Task material =>
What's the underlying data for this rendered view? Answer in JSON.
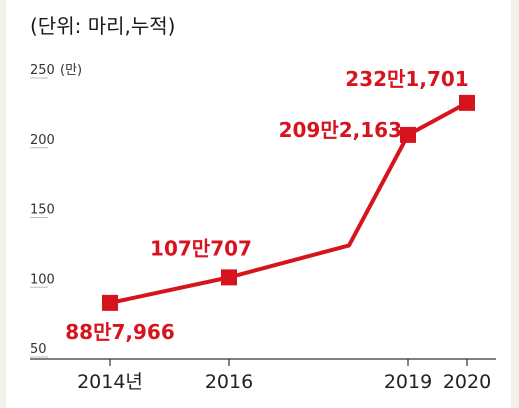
{
  "unit_note": "(단위: 마리,누적)",
  "colors": {
    "series": "#d7141e",
    "axis": "#333333",
    "gridline": "#bdbdbd"
  },
  "chart_data": {
    "type": "line",
    "title": "",
    "xlabel": "",
    "ylabel": "",
    "y_unit_label": "(만)",
    "ylim": [
      50,
      250
    ],
    "yticks": [
      50,
      100,
      150,
      200,
      250
    ],
    "xticks": [
      {
        "x": 2014,
        "label": "2014년"
      },
      {
        "x": 2016,
        "label": "2016"
      },
      {
        "x": 2019,
        "label": "2019"
      },
      {
        "x": 2020,
        "label": "2020"
      }
    ],
    "grid": false,
    "series": [
      {
        "points": [
          {
            "x": 2014,
            "y": 88.7966,
            "label": "88만7,966",
            "marker": true
          },
          {
            "x": 2016,
            "y": 107.0707,
            "label": "107만707",
            "marker": true
          },
          {
            "x": 2018,
            "y": 130,
            "label": "",
            "marker": false
          },
          {
            "x": 2019,
            "y": 209.2163,
            "label": "209만2,163",
            "marker": true
          },
          {
            "x": 2020,
            "y": 232.1701,
            "label": "232만1,701",
            "marker": true
          }
        ]
      }
    ]
  }
}
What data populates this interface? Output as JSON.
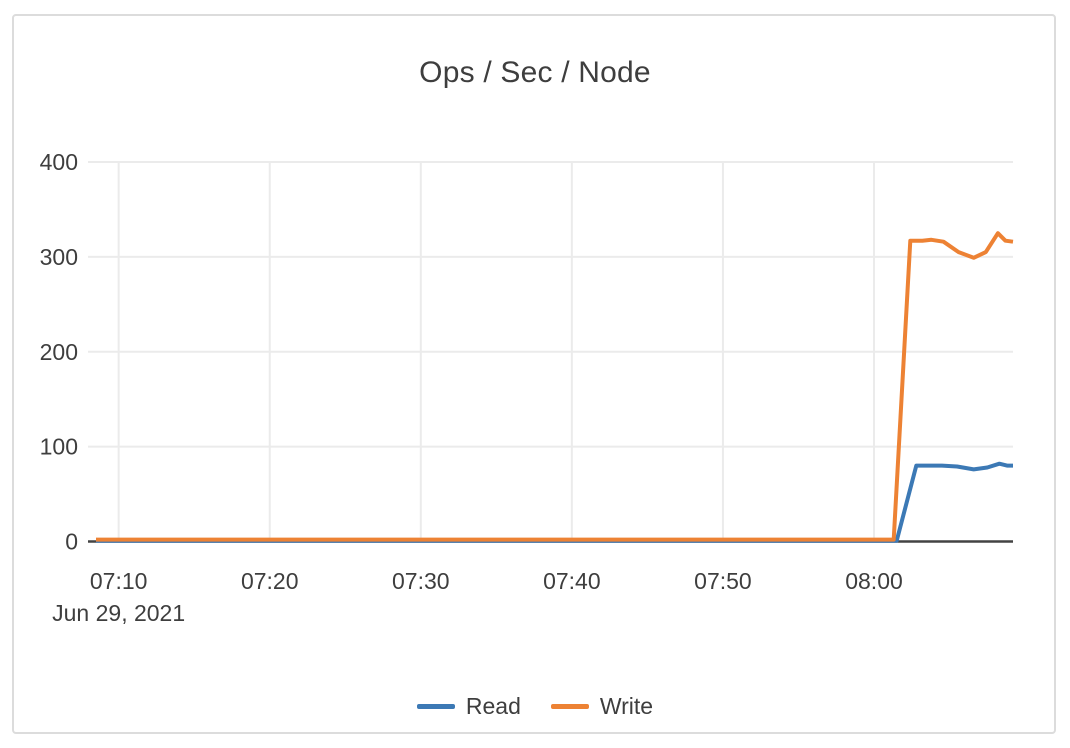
{
  "panel": {
    "background": "#ffffff",
    "border_color": "#dcdcdc"
  },
  "colors": {
    "text": "#3e3e3e",
    "grid": "#ebebeb",
    "axis_line": "#434343",
    "read_blue": "#3c79b5",
    "write_orange": "#ed8234"
  },
  "chart_data": {
    "type": "line",
    "title": "Ops / Sec / Node",
    "legend_position": "bottom",
    "grid": true,
    "x_axis": {
      "unit": "time",
      "date_label": "Jun 29, 2021",
      "range_minutes_after_0700": [
        8.5,
        69.2
      ],
      "ticks": [
        {
          "t": 10,
          "label": "07:10"
        },
        {
          "t": 20,
          "label": "07:20"
        },
        {
          "t": 30,
          "label": "07:30"
        },
        {
          "t": 40,
          "label": "07:40"
        },
        {
          "t": 50,
          "label": "07:50"
        },
        {
          "t": 60,
          "label": "08:00"
        }
      ]
    },
    "y_axis": {
      "range": [
        0,
        400
      ],
      "ticks": [
        0,
        100,
        200,
        300,
        400
      ]
    },
    "series": [
      {
        "name": "Read",
        "color": "#3c79b5",
        "points": [
          [
            8.5,
            0.8
          ],
          [
            20,
            0.8
          ],
          [
            30,
            0.8
          ],
          [
            40,
            0.8
          ],
          [
            50,
            0.8
          ],
          [
            61.5,
            0.8
          ],
          [
            62.8,
            80
          ],
          [
            64.5,
            80
          ],
          [
            65.5,
            79
          ],
          [
            66.6,
            76
          ],
          [
            67.5,
            78
          ],
          [
            68.3,
            82
          ],
          [
            68.8,
            80
          ],
          [
            69.2,
            80
          ]
        ]
      },
      {
        "name": "Write",
        "color": "#ed8234",
        "points": [
          [
            8.5,
            2
          ],
          [
            20,
            2
          ],
          [
            30,
            2
          ],
          [
            40,
            2
          ],
          [
            50,
            2
          ],
          [
            61.3,
            2
          ],
          [
            62.4,
            317
          ],
          [
            63.2,
            317
          ],
          [
            63.8,
            318
          ],
          [
            64.6,
            316
          ],
          [
            65.6,
            305
          ],
          [
            66.6,
            299
          ],
          [
            67.4,
            305
          ],
          [
            68.2,
            325
          ],
          [
            68.7,
            317
          ],
          [
            69.2,
            316
          ]
        ]
      }
    ]
  }
}
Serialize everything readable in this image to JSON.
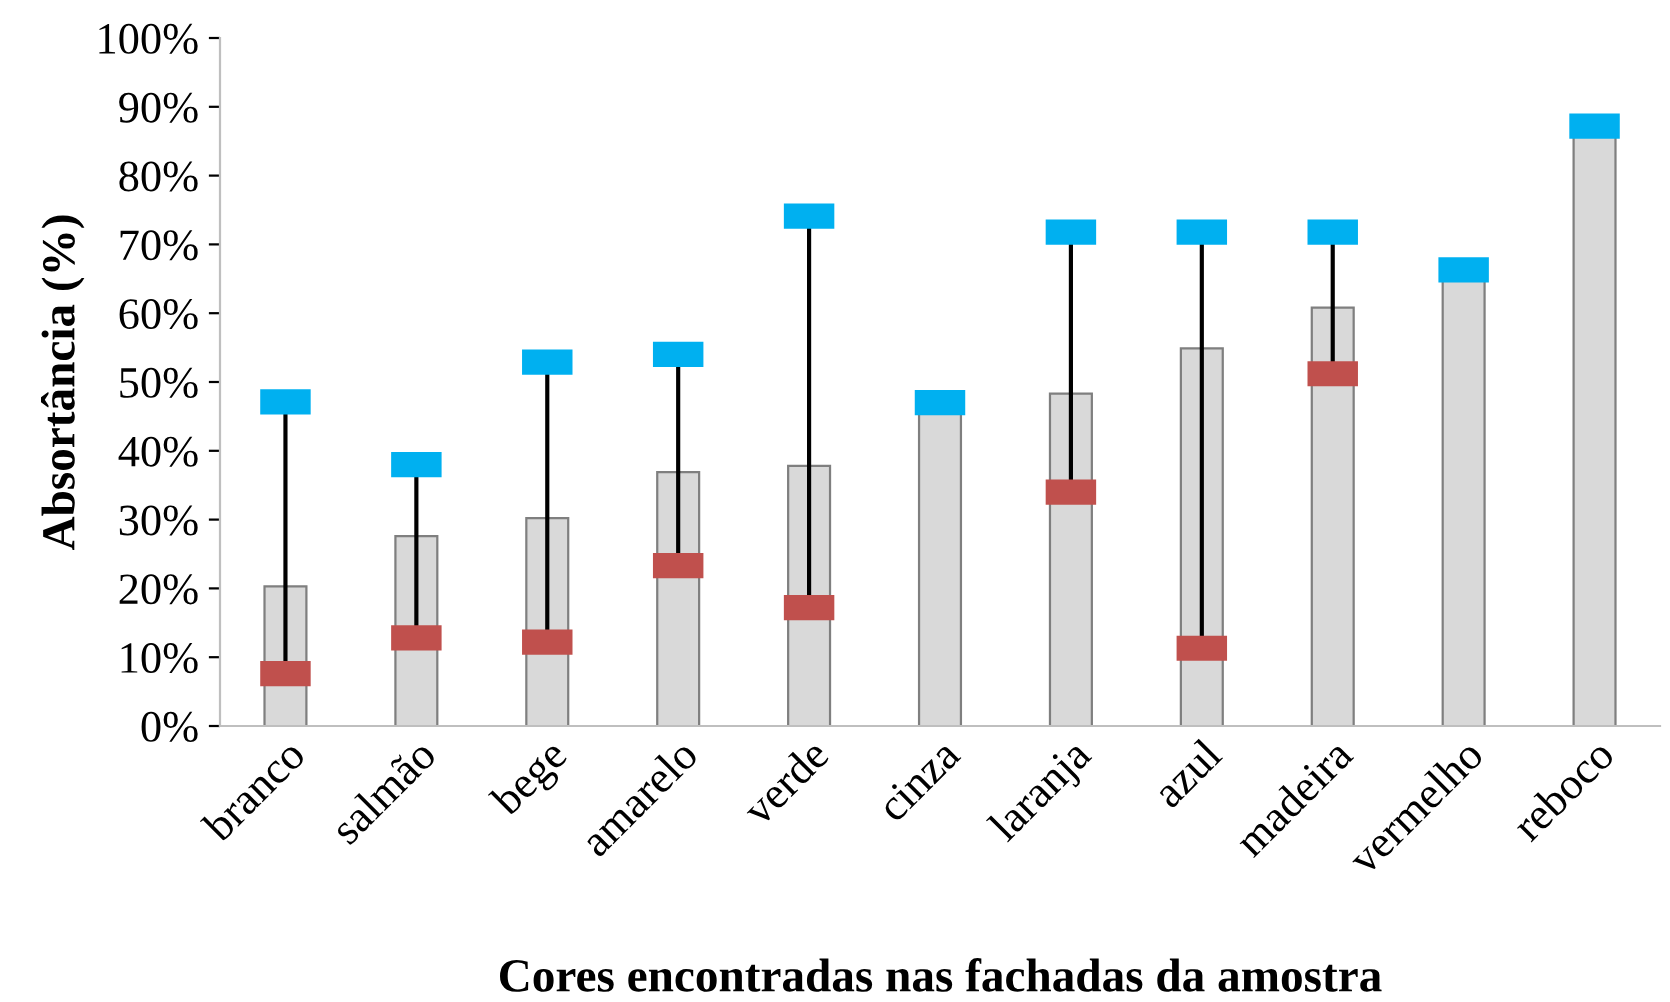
{
  "chart_data": {
    "type": "bar",
    "xlabel": "Cores encontradas nas fachadas da amostra",
    "ylabel": "Absortância (%)",
    "categories": [
      "branco",
      "salmão",
      "bege",
      "amarelo",
      "verde",
      "cinza",
      "laranja",
      "azul",
      "madeira",
      "vermelho",
      "reboco"
    ],
    "ylim": [
      0,
      100
    ],
    "yticks": [
      {
        "value": 0,
        "label": "0%"
      },
      {
        "value": 10,
        "label": "10%"
      },
      {
        "value": 20,
        "label": "20%"
      },
      {
        "value": 30,
        "label": "30%"
      },
      {
        "value": 40,
        "label": "40%"
      },
      {
        "value": 50,
        "label": "50%"
      },
      {
        "value": 60,
        "label": "60%"
      },
      {
        "value": 70,
        "label": "70%"
      },
      {
        "value": 80,
        "label": "80%"
      },
      {
        "value": 90,
        "label": "90%"
      },
      {
        "value": 100,
        "label": "100%"
      }
    ],
    "grid": false,
    "legend": false,
    "series": [
      {
        "color": "#d9d9d9",
        "values": [
          20.3,
          27.6,
          30.2,
          36.9,
          37.8,
          46,
          48.3,
          54.9,
          60.8,
          65,
          86
        ]
      },
      {
        "type": "scatter",
        "color": "#00b0f0",
        "values": [
          47.1,
          38,
          52.9,
          54,
          74.1,
          47,
          71.8,
          71.8,
          71.8,
          66.3,
          87.2
        ]
      },
      {
        "type": "scatter",
        "color": "#c0504d",
        "values": [
          7.6,
          12.8,
          12.2,
          23.3,
          17.2,
          null,
          34,
          11.3,
          51.2,
          null,
          null
        ]
      }
    ]
  }
}
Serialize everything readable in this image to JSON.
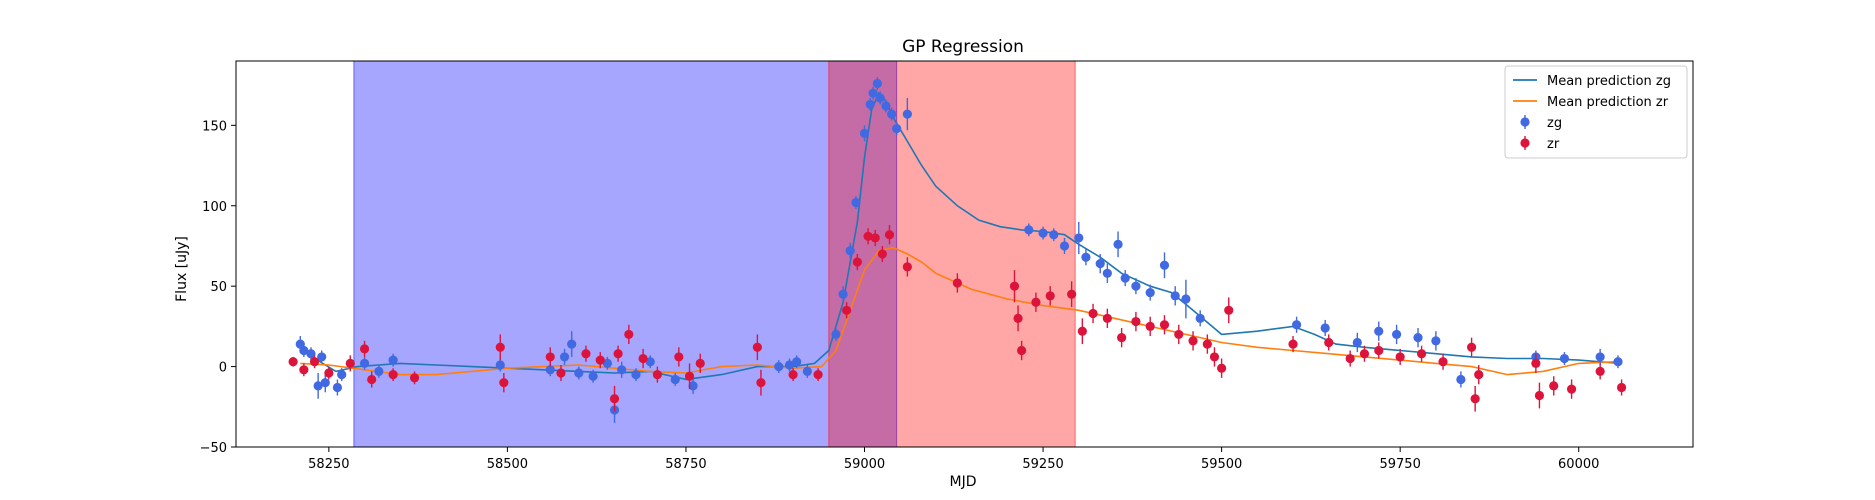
{
  "chart_data": {
    "type": "scatter",
    "title": "GP Regression",
    "xlabel": "MJD",
    "ylabel": "Flux [uJy]",
    "xlim": [
      58120,
      60160
    ],
    "ylim": [
      -50,
      190
    ],
    "xticks": [
      58250,
      58500,
      58750,
      59000,
      59250,
      59500,
      59750,
      60000
    ],
    "yticks": [
      -50,
      0,
      50,
      100,
      150
    ],
    "grid": false,
    "legend_position": "top-right",
    "shaded_regions": [
      {
        "x_start": 58285,
        "x_end": 59045,
        "color": "#0000ff",
        "opacity": 0.35
      },
      {
        "x_start": 58950,
        "x_end": 59295,
        "color": "#ff0000",
        "opacity": 0.35
      }
    ],
    "series": [
      {
        "name": "Mean prediction zg",
        "kind": "line",
        "color": "#1f77b4",
        "x": [
          58210,
          58230,
          58260,
          58290,
          58320,
          58350,
          58400,
          58450,
          58500,
          58550,
          58600,
          58650,
          58700,
          58750,
          58800,
          58850,
          58900,
          58930,
          58950,
          58970,
          58990,
          59000,
          59010,
          59020,
          59030,
          59040,
          59060,
          59080,
          59100,
          59130,
          59160,
          59190,
          59220,
          59250,
          59280,
          59300,
          59330,
          59360,
          59400,
          59430,
          59460,
          59500,
          59550,
          59600,
          59630,
          59660,
          59700,
          59750,
          59800,
          59850,
          59900,
          59950,
          60000,
          60030,
          60060
        ],
        "y": [
          12,
          5,
          -3,
          0,
          1,
          2,
          1,
          0,
          -1,
          -2,
          -3,
          -4,
          -3,
          -8,
          -5,
          0,
          0,
          2,
          10,
          40,
          90,
          130,
          160,
          170,
          165,
          155,
          140,
          125,
          112,
          100,
          91,
          87,
          85,
          84,
          82,
          76,
          68,
          58,
          50,
          46,
          35,
          20,
          22,
          25,
          20,
          14,
          12,
          10,
          8,
          6,
          5,
          5,
          4,
          3,
          2
        ]
      },
      {
        "name": "Mean prediction zr",
        "kind": "line",
        "color": "#ff7f0e",
        "x": [
          58210,
          58250,
          58300,
          58350,
          58400,
          58450,
          58500,
          58550,
          58600,
          58650,
          58700,
          58750,
          58800,
          58850,
          58900,
          58940,
          58960,
          58980,
          59000,
          59020,
          59040,
          59060,
          59080,
          59100,
          59150,
          59200,
          59250,
          59300,
          59350,
          59400,
          59450,
          59500,
          59550,
          59600,
          59650,
          59700,
          59750,
          59800,
          59850,
          59900,
          59950,
          60000,
          60050
        ],
        "y": [
          2,
          1,
          -2,
          -5,
          -5,
          -3,
          -1,
          0,
          1,
          -1,
          -3,
          -4,
          0,
          1,
          -1,
          0,
          10,
          35,
          60,
          72,
          74,
          70,
          65,
          58,
          48,
          42,
          38,
          35,
          30,
          25,
          20,
          15,
          12,
          10,
          8,
          6,
          4,
          2,
          0,
          -5,
          -3,
          2,
          3
        ]
      },
      {
        "name": "zg",
        "kind": "scatter_errorbar",
        "color": "#4169e1",
        "points": [
          {
            "x": 58210,
            "y": 14,
            "err": 5
          },
          {
            "x": 58215,
            "y": 10,
            "err": 4
          },
          {
            "x": 58225,
            "y": 8,
            "err": 4
          },
          {
            "x": 58235,
            "y": -12,
            "err": 8
          },
          {
            "x": 58240,
            "y": 6,
            "err": 4
          },
          {
            "x": 58245,
            "y": -10,
            "err": 6
          },
          {
            "x": 58262,
            "y": -13,
            "err": 5
          },
          {
            "x": 58268,
            "y": -5,
            "err": 4
          },
          {
            "x": 58300,
            "y": 2,
            "err": 4
          },
          {
            "x": 58320,
            "y": -3,
            "err": 4
          },
          {
            "x": 58340,
            "y": 4,
            "err": 4
          },
          {
            "x": 58490,
            "y": 1,
            "err": 4
          },
          {
            "x": 58560,
            "y": -2,
            "err": 4
          },
          {
            "x": 58580,
            "y": 6,
            "err": 5
          },
          {
            "x": 58590,
            "y": 14,
            "err": 8
          },
          {
            "x": 58600,
            "y": -4,
            "err": 4
          },
          {
            "x": 58620,
            "y": -6,
            "err": 4
          },
          {
            "x": 58640,
            "y": 2,
            "err": 4
          },
          {
            "x": 58650,
            "y": -27,
            "err": 8
          },
          {
            "x": 58660,
            "y": -2,
            "err": 5
          },
          {
            "x": 58680,
            "y": -5,
            "err": 4
          },
          {
            "x": 58700,
            "y": 3,
            "err": 4
          },
          {
            "x": 58735,
            "y": -8,
            "err": 4
          },
          {
            "x": 58760,
            "y": -12,
            "err": 5
          },
          {
            "x": 58880,
            "y": 0,
            "err": 4
          },
          {
            "x": 58895,
            "y": 1,
            "err": 4
          },
          {
            "x": 58905,
            "y": 3,
            "err": 4
          },
          {
            "x": 58920,
            "y": -3,
            "err": 4
          },
          {
            "x": 58960,
            "y": 20,
            "err": 4
          },
          {
            "x": 58970,
            "y": 45,
            "err": 5
          },
          {
            "x": 58980,
            "y": 72,
            "err": 5
          },
          {
            "x": 58988,
            "y": 102,
            "err": 4
          },
          {
            "x": 59000,
            "y": 145,
            "err": 5
          },
          {
            "x": 59008,
            "y": 163,
            "err": 4
          },
          {
            "x": 59012,
            "y": 170,
            "err": 4
          },
          {
            "x": 59018,
            "y": 176,
            "err": 4
          },
          {
            "x": 59022,
            "y": 167,
            "err": 4
          },
          {
            "x": 59030,
            "y": 162,
            "err": 4
          },
          {
            "x": 59038,
            "y": 157,
            "err": 4
          },
          {
            "x": 59045,
            "y": 148,
            "err": 4
          },
          {
            "x": 59060,
            "y": 157,
            "err": 10
          },
          {
            "x": 59230,
            "y": 85,
            "err": 4
          },
          {
            "x": 59250,
            "y": 83,
            "err": 4
          },
          {
            "x": 59265,
            "y": 82,
            "err": 4
          },
          {
            "x": 59280,
            "y": 75,
            "err": 5
          },
          {
            "x": 59300,
            "y": 80,
            "err": 10
          },
          {
            "x": 59310,
            "y": 68,
            "err": 5
          },
          {
            "x": 59330,
            "y": 64,
            "err": 6
          },
          {
            "x": 59340,
            "y": 58,
            "err": 6
          },
          {
            "x": 59355,
            "y": 76,
            "err": 8
          },
          {
            "x": 59365,
            "y": 55,
            "err": 5
          },
          {
            "x": 59380,
            "y": 50,
            "err": 5
          },
          {
            "x": 59400,
            "y": 46,
            "err": 5
          },
          {
            "x": 59420,
            "y": 63,
            "err": 8
          },
          {
            "x": 59435,
            "y": 44,
            "err": 6
          },
          {
            "x": 59450,
            "y": 42,
            "err": 12
          },
          {
            "x": 59470,
            "y": 30,
            "err": 5
          },
          {
            "x": 59605,
            "y": 26,
            "err": 5
          },
          {
            "x": 59645,
            "y": 24,
            "err": 5
          },
          {
            "x": 59690,
            "y": 15,
            "err": 6
          },
          {
            "x": 59720,
            "y": 22,
            "err": 6
          },
          {
            "x": 59745,
            "y": 20,
            "err": 6
          },
          {
            "x": 59775,
            "y": 18,
            "err": 6
          },
          {
            "x": 59800,
            "y": 16,
            "err": 6
          },
          {
            "x": 59835,
            "y": -8,
            "err": 5
          },
          {
            "x": 59940,
            "y": 6,
            "err": 4
          },
          {
            "x": 59980,
            "y": 5,
            "err": 4
          },
          {
            "x": 60030,
            "y": 6,
            "err": 5
          },
          {
            "x": 60055,
            "y": 3,
            "err": 4
          }
        ]
      },
      {
        "name": "zr",
        "kind": "scatter_errorbar",
        "color": "#dc143c",
        "points": [
          {
            "x": 58200,
            "y": 3,
            "err": 3
          },
          {
            "x": 58215,
            "y": -2,
            "err": 4
          },
          {
            "x": 58230,
            "y": 3,
            "err": 4
          },
          {
            "x": 58250,
            "y": -4,
            "err": 4
          },
          {
            "x": 58280,
            "y": 2,
            "err": 5
          },
          {
            "x": 58300,
            "y": 11,
            "err": 5
          },
          {
            "x": 58310,
            "y": -8,
            "err": 5
          },
          {
            "x": 58340,
            "y": -5,
            "err": 4
          },
          {
            "x": 58370,
            "y": -7,
            "err": 4
          },
          {
            "x": 58490,
            "y": 12,
            "err": 8
          },
          {
            "x": 58495,
            "y": -10,
            "err": 6
          },
          {
            "x": 58560,
            "y": 6,
            "err": 6
          },
          {
            "x": 58575,
            "y": -4,
            "err": 5
          },
          {
            "x": 58610,
            "y": 8,
            "err": 5
          },
          {
            "x": 58630,
            "y": 4,
            "err": 5
          },
          {
            "x": 58650,
            "y": -20,
            "err": 8
          },
          {
            "x": 58655,
            "y": 8,
            "err": 5
          },
          {
            "x": 58670,
            "y": 20,
            "err": 6
          },
          {
            "x": 58690,
            "y": 5,
            "err": 6
          },
          {
            "x": 58710,
            "y": -5,
            "err": 5
          },
          {
            "x": 58740,
            "y": 6,
            "err": 6
          },
          {
            "x": 58755,
            "y": -6,
            "err": 8
          },
          {
            "x": 58770,
            "y": 2,
            "err": 6
          },
          {
            "x": 58850,
            "y": 12,
            "err": 8
          },
          {
            "x": 58855,
            "y": -10,
            "err": 8
          },
          {
            "x": 58900,
            "y": -5,
            "err": 4
          },
          {
            "x": 58935,
            "y": -5,
            "err": 4
          },
          {
            "x": 58975,
            "y": 35,
            "err": 5
          },
          {
            "x": 58990,
            "y": 65,
            "err": 5
          },
          {
            "x": 59005,
            "y": 81,
            "err": 5
          },
          {
            "x": 59015,
            "y": 80,
            "err": 5
          },
          {
            "x": 59025,
            "y": 70,
            "err": 5
          },
          {
            "x": 59035,
            "y": 82,
            "err": 6
          },
          {
            "x": 59060,
            "y": 62,
            "err": 6
          },
          {
            "x": 59130,
            "y": 52,
            "err": 6
          },
          {
            "x": 59210,
            "y": 50,
            "err": 10
          },
          {
            "x": 59215,
            "y": 30,
            "err": 8
          },
          {
            "x": 59220,
            "y": 10,
            "err": 6
          },
          {
            "x": 59240,
            "y": 40,
            "err": 6
          },
          {
            "x": 59260,
            "y": 44,
            "err": 6
          },
          {
            "x": 59290,
            "y": 45,
            "err": 8
          },
          {
            "x": 59305,
            "y": 22,
            "err": 8
          },
          {
            "x": 59320,
            "y": 33,
            "err": 6
          },
          {
            "x": 59340,
            "y": 30,
            "err": 6
          },
          {
            "x": 59360,
            "y": 18,
            "err": 6
          },
          {
            "x": 59380,
            "y": 28,
            "err": 6
          },
          {
            "x": 59400,
            "y": 25,
            "err": 6
          },
          {
            "x": 59420,
            "y": 26,
            "err": 6
          },
          {
            "x": 59440,
            "y": 20,
            "err": 6
          },
          {
            "x": 59460,
            "y": 16,
            "err": 6
          },
          {
            "x": 59480,
            "y": 14,
            "err": 6
          },
          {
            "x": 59490,
            "y": 6,
            "err": 6
          },
          {
            "x": 59500,
            "y": -1,
            "err": 6
          },
          {
            "x": 59510,
            "y": 35,
            "err": 8
          },
          {
            "x": 59600,
            "y": 14,
            "err": 5
          },
          {
            "x": 59650,
            "y": 15,
            "err": 5
          },
          {
            "x": 59680,
            "y": 5,
            "err": 5
          },
          {
            "x": 59700,
            "y": 8,
            "err": 5
          },
          {
            "x": 59720,
            "y": 10,
            "err": 5
          },
          {
            "x": 59750,
            "y": 6,
            "err": 5
          },
          {
            "x": 59780,
            "y": 8,
            "err": 5
          },
          {
            "x": 59810,
            "y": 3,
            "err": 5
          },
          {
            "x": 59850,
            "y": 12,
            "err": 6
          },
          {
            "x": 59855,
            "y": -20,
            "err": 8
          },
          {
            "x": 59860,
            "y": -5,
            "err": 6
          },
          {
            "x": 59940,
            "y": 2,
            "err": 6
          },
          {
            "x": 59945,
            "y": -18,
            "err": 8
          },
          {
            "x": 59965,
            "y": -12,
            "err": 6
          },
          {
            "x": 59990,
            "y": -14,
            "err": 6
          },
          {
            "x": 60030,
            "y": -3,
            "err": 5
          },
          {
            "x": 60060,
            "y": -13,
            "err": 5
          }
        ]
      }
    ]
  }
}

What is asked => Read through the lines above and collect those that contain the string "xlabel".

Response to this task =>
    "xlabel": "",
    "xlabel": "Cores encontradas nas fachadas da amostra",
    "xlabel": "MJD",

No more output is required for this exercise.